▶ Job
Count the lines in the records below that contain the word "this", and give only that number.

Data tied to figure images
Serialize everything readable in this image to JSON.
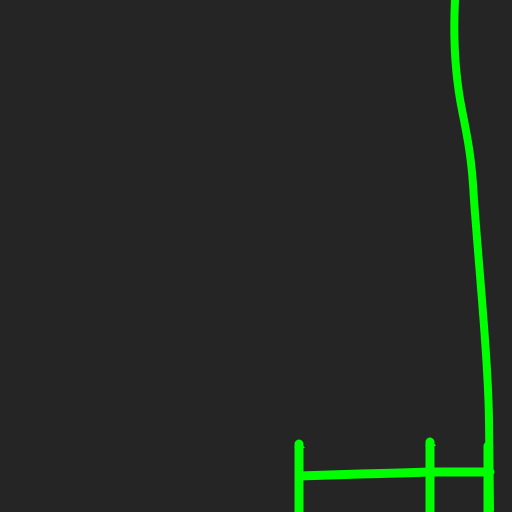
{
  "canvas": {
    "background": "#252525",
    "stroke_color": "#00ff00"
  }
}
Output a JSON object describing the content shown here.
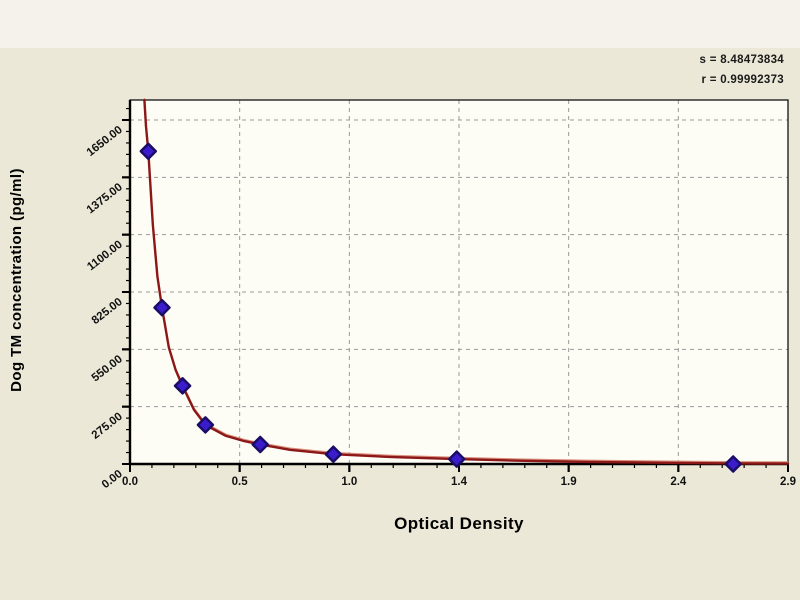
{
  "chart_data": {
    "type": "scatter",
    "title": "",
    "xlabel": "Optical Density",
    "ylabel": "Dog TM concentration (pg/ml)",
    "xlim": [
      0,
      2.88
    ],
    "ylim": [
      0,
      1746
    ],
    "x_tick_values": [
      0,
      0.48,
      0.96,
      1.44,
      1.92,
      2.4,
      2.88
    ],
    "x_tick_labels": [
      "0.0",
      "0.5",
      "1.0",
      "1.4",
      "1.9",
      "2.4",
      "2.9"
    ],
    "x_minor_step": 0.096,
    "y_tick_values": [
      0,
      275,
      550,
      825,
      1100,
      1375,
      1650
    ],
    "y_tick_labels": [
      "0.00",
      "275.00",
      "550.00",
      "825.00",
      "1100.00",
      "1375.00",
      "1650.00"
    ],
    "y_minor_step": 55,
    "grid": "dashed",
    "legend": "none",
    "points": [
      {
        "od": 0.08,
        "conc": 1500
      },
      {
        "od": 0.14,
        "conc": 750
      },
      {
        "od": 0.23,
        "conc": 375
      },
      {
        "od": 0.33,
        "conc": 187.5
      },
      {
        "od": 0.57,
        "conc": 93.75
      },
      {
        "od": 0.89,
        "conc": 46.88
      },
      {
        "od": 1.43,
        "conc": 23.44
      },
      {
        "od": 2.64,
        "conc": 0
      }
    ],
    "curve": [
      [
        0.063,
        1746
      ],
      [
        0.07,
        1620
      ],
      [
        0.08,
        1500
      ],
      [
        0.1,
        1150
      ],
      [
        0.12,
        900
      ],
      [
        0.14,
        750
      ],
      [
        0.17,
        560
      ],
      [
        0.2,
        450
      ],
      [
        0.23,
        375
      ],
      [
        0.28,
        260
      ],
      [
        0.33,
        187.5
      ],
      [
        0.42,
        135
      ],
      [
        0.5,
        110
      ],
      [
        0.57,
        93.75
      ],
      [
        0.7,
        68
      ],
      [
        0.89,
        46.88
      ],
      [
        1.15,
        33
      ],
      [
        1.43,
        23.44
      ],
      [
        1.7,
        16
      ],
      [
        2.0,
        10
      ],
      [
        2.3,
        6
      ],
      [
        2.64,
        3
      ],
      [
        2.88,
        2
      ]
    ],
    "annotations": [
      "s = 8.48473834",
      "r = 0.99992373"
    ],
    "colors": {
      "curve": "#8b1717",
      "curve_highlight": "#d98c7a",
      "marker_fill": "#3a1ccc",
      "marker_stroke": "#1a0d66",
      "background": "#ebe8d7",
      "plot_bg": "#fdfcf5",
      "grid": "#9a9a9a",
      "axis": "#000000"
    }
  }
}
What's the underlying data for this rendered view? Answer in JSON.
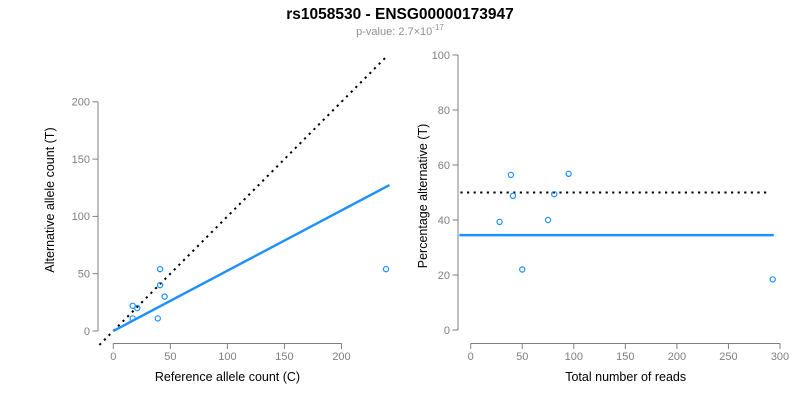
{
  "header": {
    "title": "rs1058530 - ENSG00000173947",
    "subtitle": {
      "label": "p-value: 2.7×10",
      "exponent": "-17"
    }
  },
  "colors": {
    "points": "#1e90ff",
    "fit_line": "#1e90ff",
    "reference_line": "#000000",
    "axis": "#7f7f7f",
    "tick_labels": "#7f7f7f",
    "axis_titles": "#000000",
    "title": "#000000",
    "subtitle": "#8f8f8f",
    "background": "#ffffff"
  },
  "chart_data": [
    {
      "type": "scatter",
      "panel": "left",
      "title": "",
      "xlabel": "Reference allele count (C)",
      "ylabel": "Alternative allele count (T)",
      "xticks": [
        0,
        50,
        100,
        150,
        200
      ],
      "yticks": [
        0,
        50,
        100,
        150,
        200
      ],
      "xlim": [
        0,
        242
      ],
      "ylim": [
        0,
        239
      ],
      "grid": false,
      "legend": null,
      "points": [
        [
          17,
          22
        ],
        [
          21,
          20
        ],
        [
          17,
          11
        ],
        [
          39,
          11
        ],
        [
          45,
          30
        ],
        [
          41,
          40
        ],
        [
          41,
          54
        ],
        [
          239,
          54
        ]
      ],
      "lines": [
        {
          "name": "identity-reference-line",
          "kind": "abline",
          "slope": 1,
          "intercept": 0,
          "style": "dotted",
          "color": "#000000"
        },
        {
          "name": "allelic-fit-line",
          "kind": "abline",
          "slope": 0.526,
          "intercept": 0,
          "style": "solid",
          "color": "#1e90ff"
        }
      ]
    },
    {
      "type": "scatter",
      "panel": "right",
      "title": "",
      "xlabel": "Total number of reads",
      "ylabel": "Percentage alternative (T)",
      "xticks": [
        0,
        50,
        100,
        150,
        200,
        250,
        300
      ],
      "yticks": [
        0,
        20,
        40,
        60,
        80,
        100
      ],
      "xlim": [
        0,
        300
      ],
      "ylim": [
        0,
        100
      ],
      "grid": false,
      "legend": null,
      "points": [
        [
          39,
          56.4
        ],
        [
          41,
          48.8
        ],
        [
          28,
          39.3
        ],
        [
          50,
          22
        ],
        [
          75,
          40
        ],
        [
          81,
          49.4
        ],
        [
          95,
          56.8
        ],
        [
          293,
          18.4
        ]
      ],
      "lines": [
        {
          "name": "fifty-percent-line",
          "kind": "hline",
          "y": 50,
          "style": "dotted",
          "color": "#000000"
        },
        {
          "name": "mean-percentage-line",
          "kind": "hline",
          "y": 34.5,
          "style": "solid",
          "color": "#1e90ff"
        }
      ]
    }
  ]
}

▶ The solution
2